Request
What follows is a set of entries. Give them again exactly, without the pictures.

[Stored data entries]

- - -

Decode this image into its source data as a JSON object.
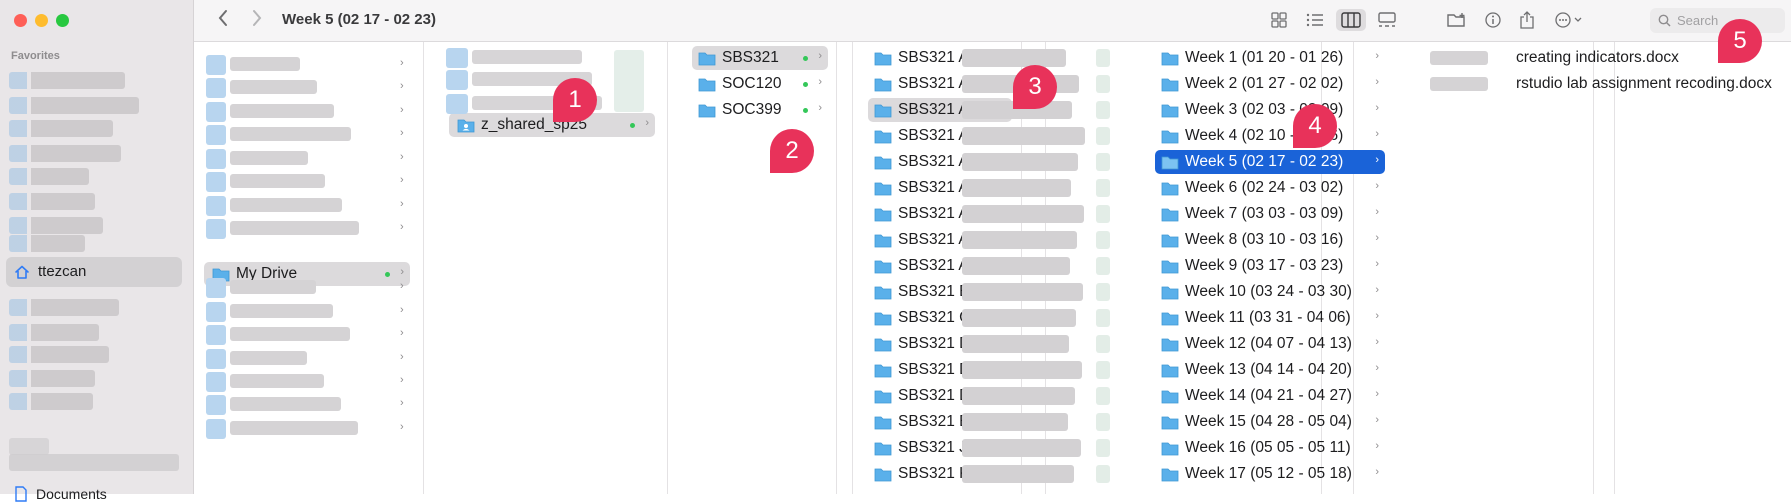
{
  "window": {
    "title": "Week 5 (02 17 - 02 23)"
  },
  "sidebar": {
    "heading": "Favorites",
    "selected_item": "ttezcan",
    "bottom_item": "Documents"
  },
  "toolbar": {
    "back_icon": "chevron-left",
    "forward_icon": "chevron-right",
    "view_icons": [
      "icon-view",
      "list-view",
      "column-view",
      "gallery-view"
    ],
    "active_view": "column-view",
    "action_icons": [
      "new-folder",
      "info",
      "share",
      "more"
    ],
    "search_placeholder": "Search"
  },
  "columns": {
    "col1": {
      "selected_label": "My Drive"
    },
    "col2": {
      "selected_label": "z_shared_sp25"
    },
    "col3": {
      "items": [
        "SBS321",
        "SOC120",
        "SOC399"
      ],
      "selected": "SBS321"
    },
    "col4": {
      "items": [
        "SBS321 A",
        "SBS321 A",
        "SBS321 A",
        "SBS321 A",
        "SBS321 A",
        "SBS321 A",
        "SBS321 A",
        "SBS321 A",
        "SBS321 A",
        "SBS321 E",
        "SBS321 C",
        "SBS321 D",
        "SBS321 D",
        "SBS321 D",
        "SBS321 E",
        "SBS321 J",
        "SBS321 K"
      ]
    },
    "col5": {
      "items": [
        "Week 1 (01 20 - 01 26)",
        "Week 2 (01 27 - 02 02)",
        "Week 3 (02 03 - 02 09)",
        "Week 4 (02 10 - 02 16)",
        "Week 5 (02 17 - 02 23)",
        "Week 6 (02 24 - 03 02)",
        "Week 7 (03 03 - 03 09)",
        "Week 8 (03 10 - 03 16)",
        "Week 9 (03 17 - 03 23)",
        "Week 10 (03 24 - 03 30)",
        "Week 11 (03 31 - 04 06)",
        "Week 12 (04 07 - 04 13)",
        "Week 13 (04 14 - 04 20)",
        "Week 14 (04 21 - 04 27)",
        "Week 15 (04 28 - 05 04)",
        "Week 16 (05 05 - 05 11)",
        "Week 17 (05 12 - 05 18)"
      ],
      "selected": "Week 5 (02 17 - 02 23)"
    },
    "col6": {
      "items": [
        "creating indicators.docx",
        "rstudio lab assignment recoding.docx"
      ]
    }
  },
  "badges": [
    "1",
    "2",
    "3",
    "4",
    "5"
  ],
  "colors": {
    "selection_blue": "#1a63d8",
    "badge": "#e8325a",
    "folder": "#5ab0ea"
  }
}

- - -

Exercise output
Decode this image into its source data as a JSON object.
{
  "window": {
    "title": "Week 5 (02 17 - 02 23)"
  },
  "sidebar": {
    "heading": "Favorites",
    "selected_item": "ttezcan",
    "bottom_item": "Documents"
  },
  "toolbar": {
    "back_icon": "chevron-left",
    "forward_icon": "chevron-right",
    "view_icons": [
      "icon-view",
      "list-view",
      "column-view",
      "gallery-view"
    ],
    "active_view": "column-view",
    "action_icons": [
      "new-folder",
      "info",
      "share",
      "more"
    ],
    "search_placeholder": "Search"
  },
  "columns": {
    "col1": {
      "selected_label": "My Drive"
    },
    "col2": {
      "selected_label": "z_shared_sp25"
    },
    "col3": {
      "items": [
        "SBS321",
        "SOC120",
        "SOC399"
      ],
      "selected": "SBS321"
    },
    "col4": {
      "items": [
        "SBS321 A",
        "SBS321 A",
        "SBS321 A",
        "SBS321 A",
        "SBS321 A",
        "SBS321 A",
        "SBS321 A",
        "SBS321 A",
        "SBS321 A",
        "SBS321 E",
        "SBS321 C",
        "SBS321 D",
        "SBS321 D",
        "SBS321 D",
        "SBS321 E",
        "SBS321 J",
        "SBS321 K"
      ]
    },
    "col5": {
      "items": [
        "Week 1 (01 20 - 01 26)",
        "Week 2 (01 27 - 02 02)",
        "Week 3 (02 03 - 02 09)",
        "Week 4 (02 10 - 02 16)",
        "Week 5 (02 17 - 02 23)",
        "Week 6 (02 24 - 03 02)",
        "Week 7 (03 03 - 03 09)",
        "Week 8 (03 10 - 03 16)",
        "Week 9 (03 17 - 03 23)",
        "Week 10 (03 24 - 03 30)",
        "Week 11 (03 31 - 04 06)",
        "Week 12 (04 07 - 04 13)",
        "Week 13 (04 14 - 04 20)",
        "Week 14 (04 21 - 04 27)",
        "Week 15 (04 28 - 05 04)",
        "Week 16 (05 05 - 05 11)",
        "Week 17 (05 12 - 05 18)"
      ],
      "selected": "Week 5 (02 17 - 02 23)"
    },
    "col6": {
      "items": [
        "creating indicators.docx",
        "rstudio lab assignment recoding.docx"
      ]
    }
  },
  "badges": [
    "1",
    "2",
    "3",
    "4",
    "5"
  ],
  "colors": {
    "selection_blue": "#1a63d8",
    "badge": "#e8325a",
    "folder": "#5ab0ea"
  }
}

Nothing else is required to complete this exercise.